• **TASK DIRECTIONS**: Start at the line containing "Extract the structured" and transcribe every line exactly through the end of the records below, and only those lines.

◇ ◇ ◇

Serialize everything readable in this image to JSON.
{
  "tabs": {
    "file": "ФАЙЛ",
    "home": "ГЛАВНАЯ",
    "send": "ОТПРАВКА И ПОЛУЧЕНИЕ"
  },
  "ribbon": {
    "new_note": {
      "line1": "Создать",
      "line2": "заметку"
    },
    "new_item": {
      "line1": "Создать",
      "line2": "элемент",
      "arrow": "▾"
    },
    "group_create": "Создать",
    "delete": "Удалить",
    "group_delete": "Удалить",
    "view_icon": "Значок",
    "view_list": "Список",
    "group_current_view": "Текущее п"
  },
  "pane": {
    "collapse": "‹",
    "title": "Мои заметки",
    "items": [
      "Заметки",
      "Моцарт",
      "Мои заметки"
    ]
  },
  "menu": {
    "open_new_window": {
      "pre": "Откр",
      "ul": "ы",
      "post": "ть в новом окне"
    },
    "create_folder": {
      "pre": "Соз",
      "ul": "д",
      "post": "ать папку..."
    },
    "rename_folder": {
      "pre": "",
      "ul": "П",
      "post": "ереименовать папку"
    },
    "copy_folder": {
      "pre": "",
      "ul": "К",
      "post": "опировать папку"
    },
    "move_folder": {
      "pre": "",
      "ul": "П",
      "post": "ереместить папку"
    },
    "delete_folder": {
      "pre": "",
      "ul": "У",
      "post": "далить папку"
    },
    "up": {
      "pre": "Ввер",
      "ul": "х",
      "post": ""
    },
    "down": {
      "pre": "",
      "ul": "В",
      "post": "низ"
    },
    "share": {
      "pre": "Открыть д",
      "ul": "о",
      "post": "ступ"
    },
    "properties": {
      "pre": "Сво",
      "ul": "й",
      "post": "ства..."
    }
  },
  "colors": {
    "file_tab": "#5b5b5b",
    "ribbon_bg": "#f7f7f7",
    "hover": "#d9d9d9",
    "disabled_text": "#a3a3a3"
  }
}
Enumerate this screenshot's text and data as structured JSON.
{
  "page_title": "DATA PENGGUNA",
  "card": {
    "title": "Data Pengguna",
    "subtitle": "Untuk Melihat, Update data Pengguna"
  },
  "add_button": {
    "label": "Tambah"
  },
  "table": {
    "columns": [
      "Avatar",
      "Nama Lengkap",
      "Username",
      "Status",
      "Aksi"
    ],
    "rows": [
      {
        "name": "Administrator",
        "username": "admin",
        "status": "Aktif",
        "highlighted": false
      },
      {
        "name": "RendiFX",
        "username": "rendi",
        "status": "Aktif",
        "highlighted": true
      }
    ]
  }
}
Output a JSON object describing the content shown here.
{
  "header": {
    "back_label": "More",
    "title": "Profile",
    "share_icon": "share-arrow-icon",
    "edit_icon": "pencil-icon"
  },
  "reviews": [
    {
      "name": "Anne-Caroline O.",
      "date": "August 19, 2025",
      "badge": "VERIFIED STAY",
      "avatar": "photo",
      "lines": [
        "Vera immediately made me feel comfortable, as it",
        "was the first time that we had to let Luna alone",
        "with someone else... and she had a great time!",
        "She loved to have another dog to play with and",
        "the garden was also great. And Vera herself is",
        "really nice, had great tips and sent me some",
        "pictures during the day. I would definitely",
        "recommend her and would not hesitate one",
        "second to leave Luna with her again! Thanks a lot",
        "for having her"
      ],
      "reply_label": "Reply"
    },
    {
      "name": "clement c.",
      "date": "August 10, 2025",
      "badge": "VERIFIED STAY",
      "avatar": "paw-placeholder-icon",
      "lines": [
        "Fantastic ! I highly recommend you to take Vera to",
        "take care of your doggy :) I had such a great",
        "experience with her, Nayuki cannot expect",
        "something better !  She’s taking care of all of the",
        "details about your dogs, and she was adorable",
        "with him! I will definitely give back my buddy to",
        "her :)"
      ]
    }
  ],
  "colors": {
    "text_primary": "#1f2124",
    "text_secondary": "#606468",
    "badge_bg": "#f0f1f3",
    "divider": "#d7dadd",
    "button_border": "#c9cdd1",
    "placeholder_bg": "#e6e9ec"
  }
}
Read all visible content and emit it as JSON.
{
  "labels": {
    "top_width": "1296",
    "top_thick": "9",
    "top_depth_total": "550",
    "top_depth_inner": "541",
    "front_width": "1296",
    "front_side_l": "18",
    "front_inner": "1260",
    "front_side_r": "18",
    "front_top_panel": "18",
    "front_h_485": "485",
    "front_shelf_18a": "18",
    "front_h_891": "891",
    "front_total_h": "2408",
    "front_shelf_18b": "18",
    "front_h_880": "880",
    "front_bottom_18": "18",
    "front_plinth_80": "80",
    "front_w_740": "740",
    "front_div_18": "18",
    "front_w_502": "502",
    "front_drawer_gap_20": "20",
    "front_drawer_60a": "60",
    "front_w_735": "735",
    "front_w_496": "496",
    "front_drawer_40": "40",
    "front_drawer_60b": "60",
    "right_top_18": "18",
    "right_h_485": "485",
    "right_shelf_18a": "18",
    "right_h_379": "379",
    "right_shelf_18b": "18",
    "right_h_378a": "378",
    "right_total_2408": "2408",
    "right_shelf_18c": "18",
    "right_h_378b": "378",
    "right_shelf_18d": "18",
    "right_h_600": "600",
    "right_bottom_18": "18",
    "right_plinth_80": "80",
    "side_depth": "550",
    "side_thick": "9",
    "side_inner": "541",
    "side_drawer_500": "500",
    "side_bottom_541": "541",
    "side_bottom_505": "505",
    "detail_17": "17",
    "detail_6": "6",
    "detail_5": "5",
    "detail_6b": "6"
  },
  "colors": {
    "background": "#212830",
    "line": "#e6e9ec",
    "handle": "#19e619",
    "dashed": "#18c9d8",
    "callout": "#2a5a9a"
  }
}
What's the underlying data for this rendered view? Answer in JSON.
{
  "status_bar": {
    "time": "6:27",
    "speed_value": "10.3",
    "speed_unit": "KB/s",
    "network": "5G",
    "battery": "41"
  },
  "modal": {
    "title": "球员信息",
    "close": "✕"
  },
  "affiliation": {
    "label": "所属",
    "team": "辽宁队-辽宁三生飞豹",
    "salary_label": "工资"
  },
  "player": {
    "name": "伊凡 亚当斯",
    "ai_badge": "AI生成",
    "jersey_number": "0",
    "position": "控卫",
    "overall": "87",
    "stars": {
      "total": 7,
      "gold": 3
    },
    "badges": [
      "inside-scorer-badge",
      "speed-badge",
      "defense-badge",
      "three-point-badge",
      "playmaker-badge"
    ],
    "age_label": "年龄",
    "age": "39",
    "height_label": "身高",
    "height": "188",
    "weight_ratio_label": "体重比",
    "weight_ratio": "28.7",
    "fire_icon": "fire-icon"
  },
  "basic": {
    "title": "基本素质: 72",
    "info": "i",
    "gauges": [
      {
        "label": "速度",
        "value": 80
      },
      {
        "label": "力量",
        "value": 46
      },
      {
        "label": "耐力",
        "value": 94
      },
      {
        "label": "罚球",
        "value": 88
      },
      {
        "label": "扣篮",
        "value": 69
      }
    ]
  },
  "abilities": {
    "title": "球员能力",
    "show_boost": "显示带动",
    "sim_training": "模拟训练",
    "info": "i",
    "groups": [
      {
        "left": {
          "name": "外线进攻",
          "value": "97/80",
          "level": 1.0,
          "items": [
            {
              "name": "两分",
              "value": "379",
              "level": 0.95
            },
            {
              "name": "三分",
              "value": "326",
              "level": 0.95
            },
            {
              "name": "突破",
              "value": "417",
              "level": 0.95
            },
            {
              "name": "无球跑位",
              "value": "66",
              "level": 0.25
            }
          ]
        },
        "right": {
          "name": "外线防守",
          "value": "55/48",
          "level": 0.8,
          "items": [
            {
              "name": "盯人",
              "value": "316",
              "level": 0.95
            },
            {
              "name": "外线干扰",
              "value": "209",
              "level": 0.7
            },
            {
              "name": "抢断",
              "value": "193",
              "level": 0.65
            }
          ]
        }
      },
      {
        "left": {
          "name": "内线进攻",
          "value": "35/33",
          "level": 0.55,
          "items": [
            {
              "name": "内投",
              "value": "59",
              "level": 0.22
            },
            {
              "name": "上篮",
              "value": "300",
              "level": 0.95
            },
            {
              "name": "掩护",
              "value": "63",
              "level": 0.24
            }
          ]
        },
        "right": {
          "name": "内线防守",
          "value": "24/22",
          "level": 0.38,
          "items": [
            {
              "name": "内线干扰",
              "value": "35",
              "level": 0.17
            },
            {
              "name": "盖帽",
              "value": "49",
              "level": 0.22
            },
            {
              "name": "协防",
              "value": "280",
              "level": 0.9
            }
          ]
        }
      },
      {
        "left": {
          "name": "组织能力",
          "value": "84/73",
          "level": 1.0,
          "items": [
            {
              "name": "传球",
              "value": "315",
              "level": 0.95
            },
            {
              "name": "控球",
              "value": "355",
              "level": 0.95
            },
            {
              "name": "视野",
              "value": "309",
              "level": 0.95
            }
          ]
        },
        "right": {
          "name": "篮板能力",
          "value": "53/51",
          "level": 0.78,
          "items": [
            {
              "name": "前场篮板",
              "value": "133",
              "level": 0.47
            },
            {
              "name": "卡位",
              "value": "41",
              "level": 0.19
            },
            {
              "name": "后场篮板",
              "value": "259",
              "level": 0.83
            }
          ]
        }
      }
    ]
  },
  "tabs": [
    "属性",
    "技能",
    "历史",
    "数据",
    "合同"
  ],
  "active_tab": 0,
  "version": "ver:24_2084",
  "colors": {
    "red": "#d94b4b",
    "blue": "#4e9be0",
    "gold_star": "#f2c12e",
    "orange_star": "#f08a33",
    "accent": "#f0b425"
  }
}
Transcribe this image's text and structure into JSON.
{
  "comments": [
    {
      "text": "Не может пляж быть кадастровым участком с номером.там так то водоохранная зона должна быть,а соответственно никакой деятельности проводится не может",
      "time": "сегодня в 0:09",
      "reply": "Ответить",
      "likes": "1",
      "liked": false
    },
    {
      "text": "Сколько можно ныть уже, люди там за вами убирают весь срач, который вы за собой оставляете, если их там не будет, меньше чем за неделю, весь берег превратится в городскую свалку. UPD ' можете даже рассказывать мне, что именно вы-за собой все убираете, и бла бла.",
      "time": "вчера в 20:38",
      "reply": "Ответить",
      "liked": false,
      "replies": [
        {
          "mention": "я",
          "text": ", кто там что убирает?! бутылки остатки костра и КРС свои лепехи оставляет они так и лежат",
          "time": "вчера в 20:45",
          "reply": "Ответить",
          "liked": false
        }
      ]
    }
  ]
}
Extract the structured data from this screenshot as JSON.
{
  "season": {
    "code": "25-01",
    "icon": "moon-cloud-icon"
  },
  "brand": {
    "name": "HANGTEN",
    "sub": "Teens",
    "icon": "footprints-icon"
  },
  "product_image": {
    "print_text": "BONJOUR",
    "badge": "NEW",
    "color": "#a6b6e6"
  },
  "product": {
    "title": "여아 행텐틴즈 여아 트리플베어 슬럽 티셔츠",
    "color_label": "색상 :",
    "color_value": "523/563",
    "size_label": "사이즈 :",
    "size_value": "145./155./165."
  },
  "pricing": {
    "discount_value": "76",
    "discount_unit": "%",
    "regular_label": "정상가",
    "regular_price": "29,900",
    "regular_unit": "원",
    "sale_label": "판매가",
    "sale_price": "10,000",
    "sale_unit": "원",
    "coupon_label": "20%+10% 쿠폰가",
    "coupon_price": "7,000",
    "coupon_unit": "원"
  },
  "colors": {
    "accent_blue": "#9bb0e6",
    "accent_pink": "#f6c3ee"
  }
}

◇ ◇ ◇

• **FULL OUTPUT**:
Extract the structured data from this screenshot as JSON.
{
  "season": {
    "code": "25-01",
    "icon": "moon-cloud-icon"
  },
  "brand": {
    "name": "HANGTEN",
    "sub": "Teens",
    "icon": "footprints-icon"
  },
  "product_image": {
    "print_text": "BONJOUR",
    "badge": "NEW",
    "color": "#a6b6e6"
  },
  "product": {
    "title": "여아 행텐틴즈 여아 트리플베어 슬럽 티셔츠",
    "color_label": "색상 :",
    "color_value": "523/563",
    "size_label": "사이즈 :",
    "size_value": "145./155./165."
  },
  "pricing": {
    "discount_value": "76",
    "discount_unit": "%",
    "regular_label": "정상가",
    "regular_price": "29,900",
    "regular_unit": "원",
    "sale_label": "판매가",
    "sale_price": "10,000",
    "sale_unit": "원",
    "coupon_label": "20%+10% 쿠폰가",
    "coupon_price": "7,000",
    "coupon_unit": "원"
  },
  "colors": {
    "accent_blue": "#9bb0e6",
    "accent_pink": "#f6c3ee"
  }
}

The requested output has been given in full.